Instruction:
Identify each line below that contains the word "thestartofagoodlife", and copy it out.

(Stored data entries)
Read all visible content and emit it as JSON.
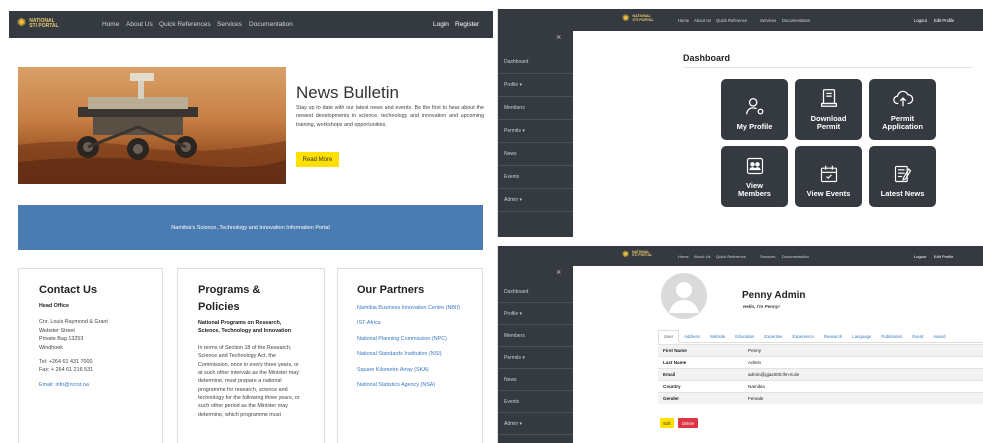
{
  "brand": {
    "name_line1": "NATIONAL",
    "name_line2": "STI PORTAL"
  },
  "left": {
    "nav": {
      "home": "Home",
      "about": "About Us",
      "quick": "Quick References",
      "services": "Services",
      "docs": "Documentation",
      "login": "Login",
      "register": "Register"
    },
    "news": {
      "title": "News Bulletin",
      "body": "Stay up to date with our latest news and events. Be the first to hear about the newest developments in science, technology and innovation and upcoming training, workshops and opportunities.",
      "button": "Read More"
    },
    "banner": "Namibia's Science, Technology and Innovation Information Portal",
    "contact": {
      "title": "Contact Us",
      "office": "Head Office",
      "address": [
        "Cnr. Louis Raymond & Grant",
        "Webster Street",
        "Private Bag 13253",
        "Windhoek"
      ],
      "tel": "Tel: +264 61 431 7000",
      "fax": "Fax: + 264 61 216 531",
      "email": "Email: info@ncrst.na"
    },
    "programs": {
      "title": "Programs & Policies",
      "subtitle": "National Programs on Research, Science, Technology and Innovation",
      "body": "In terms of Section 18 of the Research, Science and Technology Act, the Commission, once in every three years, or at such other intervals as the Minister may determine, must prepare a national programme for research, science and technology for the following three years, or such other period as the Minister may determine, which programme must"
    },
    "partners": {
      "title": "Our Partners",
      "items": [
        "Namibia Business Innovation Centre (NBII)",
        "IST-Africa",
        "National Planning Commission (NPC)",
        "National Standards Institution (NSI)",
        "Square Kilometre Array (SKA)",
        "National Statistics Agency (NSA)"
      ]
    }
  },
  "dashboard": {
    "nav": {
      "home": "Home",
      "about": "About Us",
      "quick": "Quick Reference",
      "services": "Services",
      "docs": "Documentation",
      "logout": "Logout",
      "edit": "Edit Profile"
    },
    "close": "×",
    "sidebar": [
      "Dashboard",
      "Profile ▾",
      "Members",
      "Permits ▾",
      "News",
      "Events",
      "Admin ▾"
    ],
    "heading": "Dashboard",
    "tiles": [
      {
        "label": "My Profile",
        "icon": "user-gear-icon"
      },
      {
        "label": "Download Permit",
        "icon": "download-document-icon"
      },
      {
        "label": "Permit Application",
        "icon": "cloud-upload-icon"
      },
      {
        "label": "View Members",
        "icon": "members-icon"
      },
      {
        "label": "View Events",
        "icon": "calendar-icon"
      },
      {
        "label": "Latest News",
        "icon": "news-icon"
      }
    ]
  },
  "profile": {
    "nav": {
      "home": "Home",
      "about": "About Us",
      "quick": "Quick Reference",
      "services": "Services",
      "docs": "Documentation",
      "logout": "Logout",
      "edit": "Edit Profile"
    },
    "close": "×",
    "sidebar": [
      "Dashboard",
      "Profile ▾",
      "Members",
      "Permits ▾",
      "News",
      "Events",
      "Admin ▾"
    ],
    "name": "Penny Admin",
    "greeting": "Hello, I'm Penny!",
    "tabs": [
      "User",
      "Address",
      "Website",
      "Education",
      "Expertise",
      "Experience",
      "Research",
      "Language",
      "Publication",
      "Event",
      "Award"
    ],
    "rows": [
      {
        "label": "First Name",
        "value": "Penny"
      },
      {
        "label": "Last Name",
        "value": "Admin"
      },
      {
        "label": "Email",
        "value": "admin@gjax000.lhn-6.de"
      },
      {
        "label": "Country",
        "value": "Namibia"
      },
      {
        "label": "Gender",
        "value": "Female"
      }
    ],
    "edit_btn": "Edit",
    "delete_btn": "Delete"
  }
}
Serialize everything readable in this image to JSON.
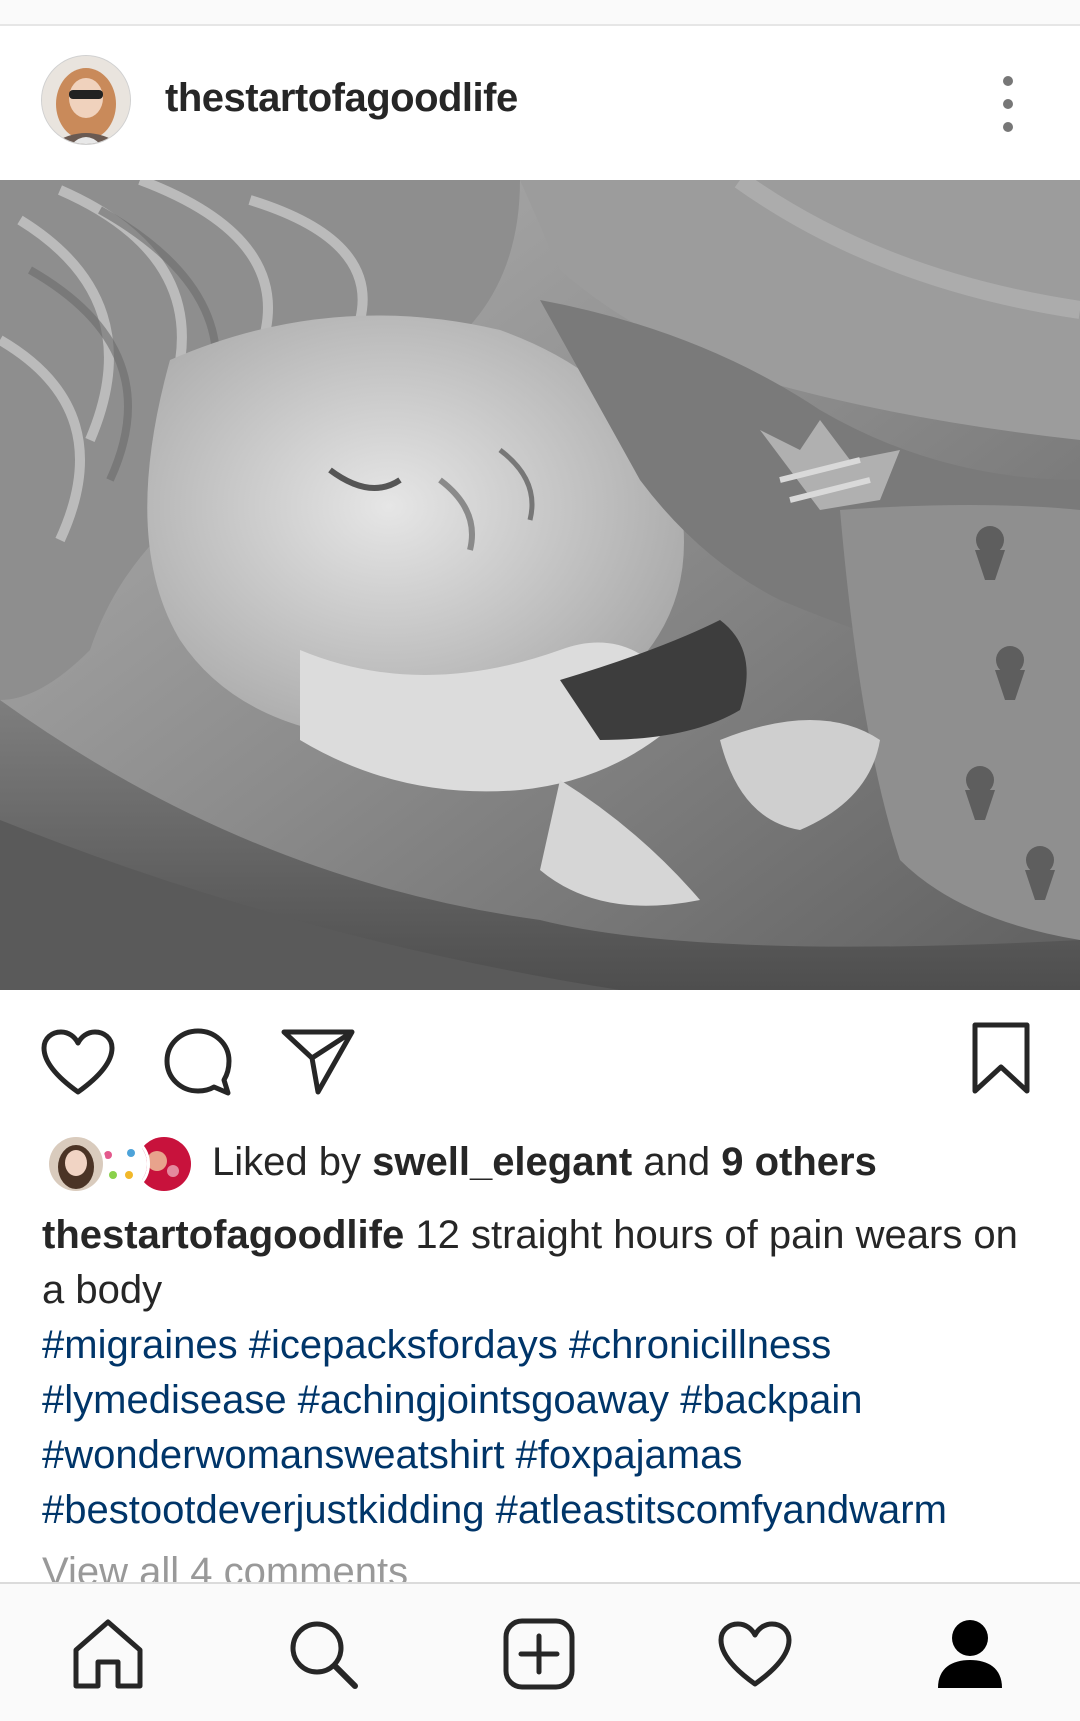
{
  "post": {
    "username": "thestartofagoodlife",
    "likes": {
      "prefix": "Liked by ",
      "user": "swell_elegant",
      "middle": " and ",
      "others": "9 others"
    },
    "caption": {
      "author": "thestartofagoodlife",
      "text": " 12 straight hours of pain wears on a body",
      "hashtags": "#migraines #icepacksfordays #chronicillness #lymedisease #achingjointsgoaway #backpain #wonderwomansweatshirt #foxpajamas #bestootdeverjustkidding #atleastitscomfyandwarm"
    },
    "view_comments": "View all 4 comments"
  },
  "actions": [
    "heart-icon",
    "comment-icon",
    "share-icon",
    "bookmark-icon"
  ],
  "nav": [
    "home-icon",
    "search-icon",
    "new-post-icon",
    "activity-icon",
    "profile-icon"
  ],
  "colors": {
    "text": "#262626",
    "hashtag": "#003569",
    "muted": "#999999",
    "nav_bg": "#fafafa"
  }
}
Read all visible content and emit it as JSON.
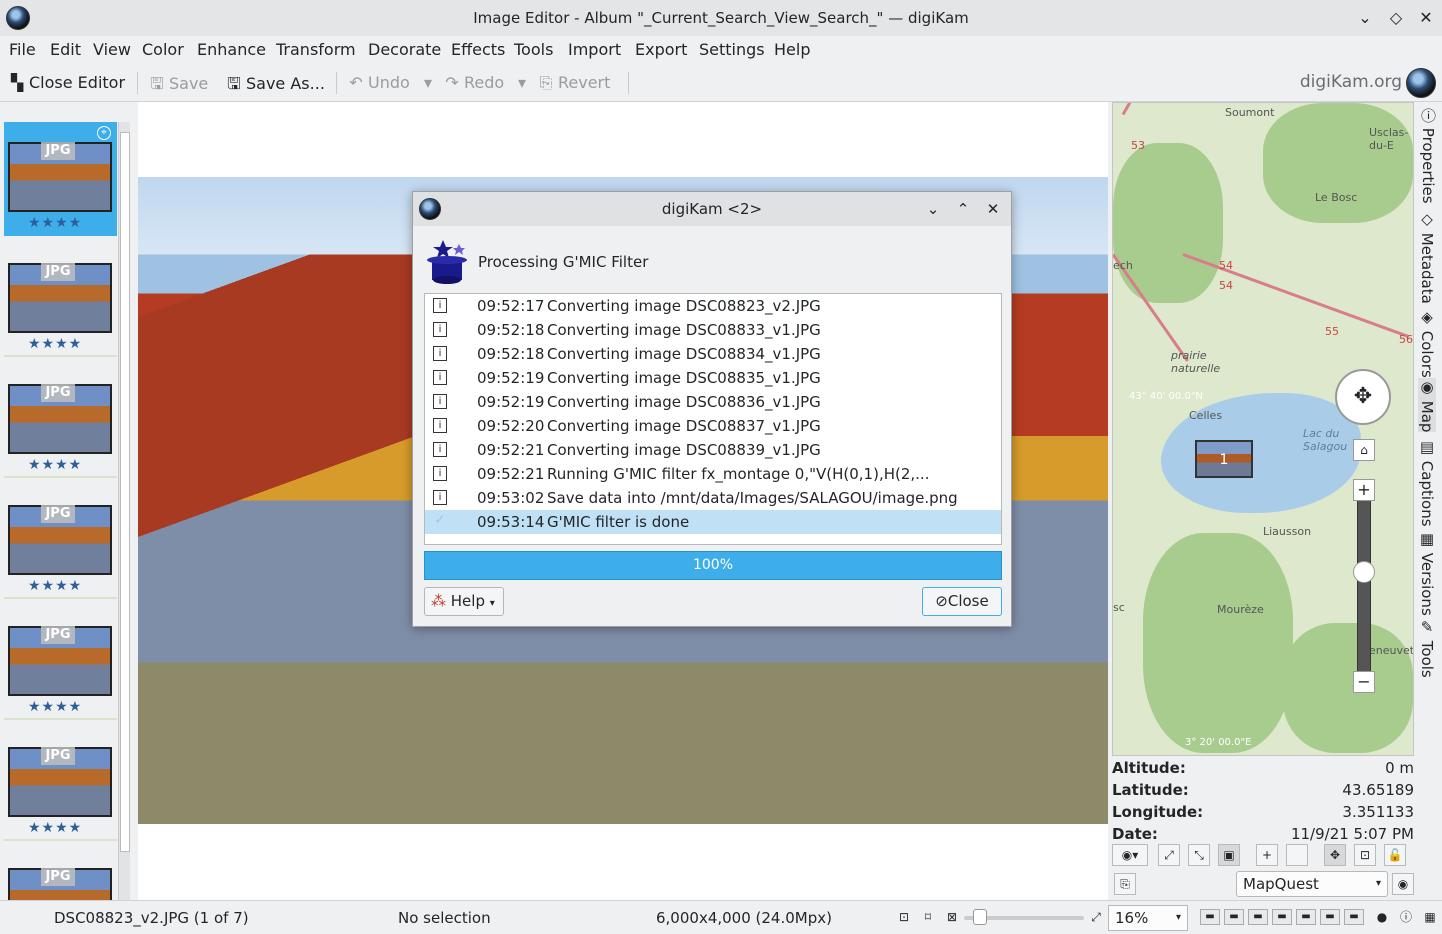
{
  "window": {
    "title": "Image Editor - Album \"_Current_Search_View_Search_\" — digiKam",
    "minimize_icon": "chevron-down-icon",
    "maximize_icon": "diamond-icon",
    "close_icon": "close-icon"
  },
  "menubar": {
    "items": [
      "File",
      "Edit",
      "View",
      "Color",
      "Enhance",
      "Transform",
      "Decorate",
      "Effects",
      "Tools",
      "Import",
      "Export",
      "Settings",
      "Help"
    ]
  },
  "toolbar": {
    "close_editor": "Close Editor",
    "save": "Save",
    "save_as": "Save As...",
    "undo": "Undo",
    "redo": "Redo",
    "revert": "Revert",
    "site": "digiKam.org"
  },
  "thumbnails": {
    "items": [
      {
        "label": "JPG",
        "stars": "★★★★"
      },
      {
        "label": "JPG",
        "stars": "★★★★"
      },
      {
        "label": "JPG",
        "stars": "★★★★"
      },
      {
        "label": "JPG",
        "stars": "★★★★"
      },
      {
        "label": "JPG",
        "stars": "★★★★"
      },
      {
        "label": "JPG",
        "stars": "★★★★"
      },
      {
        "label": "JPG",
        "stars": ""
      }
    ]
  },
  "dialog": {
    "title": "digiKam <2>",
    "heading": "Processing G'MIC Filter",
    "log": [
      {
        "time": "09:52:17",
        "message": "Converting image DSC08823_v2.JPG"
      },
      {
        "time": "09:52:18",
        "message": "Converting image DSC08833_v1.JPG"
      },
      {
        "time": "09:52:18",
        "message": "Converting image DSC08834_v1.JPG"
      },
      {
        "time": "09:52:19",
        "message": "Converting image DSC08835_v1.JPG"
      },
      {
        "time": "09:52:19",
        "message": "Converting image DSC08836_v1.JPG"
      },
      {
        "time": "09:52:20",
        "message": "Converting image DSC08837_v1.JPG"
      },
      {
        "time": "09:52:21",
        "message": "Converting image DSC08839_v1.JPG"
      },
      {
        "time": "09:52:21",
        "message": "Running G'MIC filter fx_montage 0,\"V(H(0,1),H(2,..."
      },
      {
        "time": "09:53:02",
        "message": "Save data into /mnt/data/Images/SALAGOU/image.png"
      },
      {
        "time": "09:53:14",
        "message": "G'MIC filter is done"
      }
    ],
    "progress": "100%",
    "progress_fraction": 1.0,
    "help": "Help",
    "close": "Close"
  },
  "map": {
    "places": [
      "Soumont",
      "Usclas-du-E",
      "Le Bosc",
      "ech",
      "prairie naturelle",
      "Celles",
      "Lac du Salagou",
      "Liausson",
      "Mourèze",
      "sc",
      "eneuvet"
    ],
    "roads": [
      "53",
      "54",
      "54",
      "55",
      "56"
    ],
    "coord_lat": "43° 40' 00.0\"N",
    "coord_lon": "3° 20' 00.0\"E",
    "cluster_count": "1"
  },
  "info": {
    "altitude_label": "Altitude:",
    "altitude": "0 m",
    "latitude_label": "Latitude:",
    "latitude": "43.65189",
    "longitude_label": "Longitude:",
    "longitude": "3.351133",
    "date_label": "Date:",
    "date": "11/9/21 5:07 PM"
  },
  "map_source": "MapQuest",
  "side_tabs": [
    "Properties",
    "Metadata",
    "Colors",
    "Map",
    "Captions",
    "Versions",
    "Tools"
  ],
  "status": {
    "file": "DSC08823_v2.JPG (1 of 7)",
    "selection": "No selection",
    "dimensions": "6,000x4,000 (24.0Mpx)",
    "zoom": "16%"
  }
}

Task answer:
    "username": "thestartofagoodlife",
      "author": "thestartofagoodlife",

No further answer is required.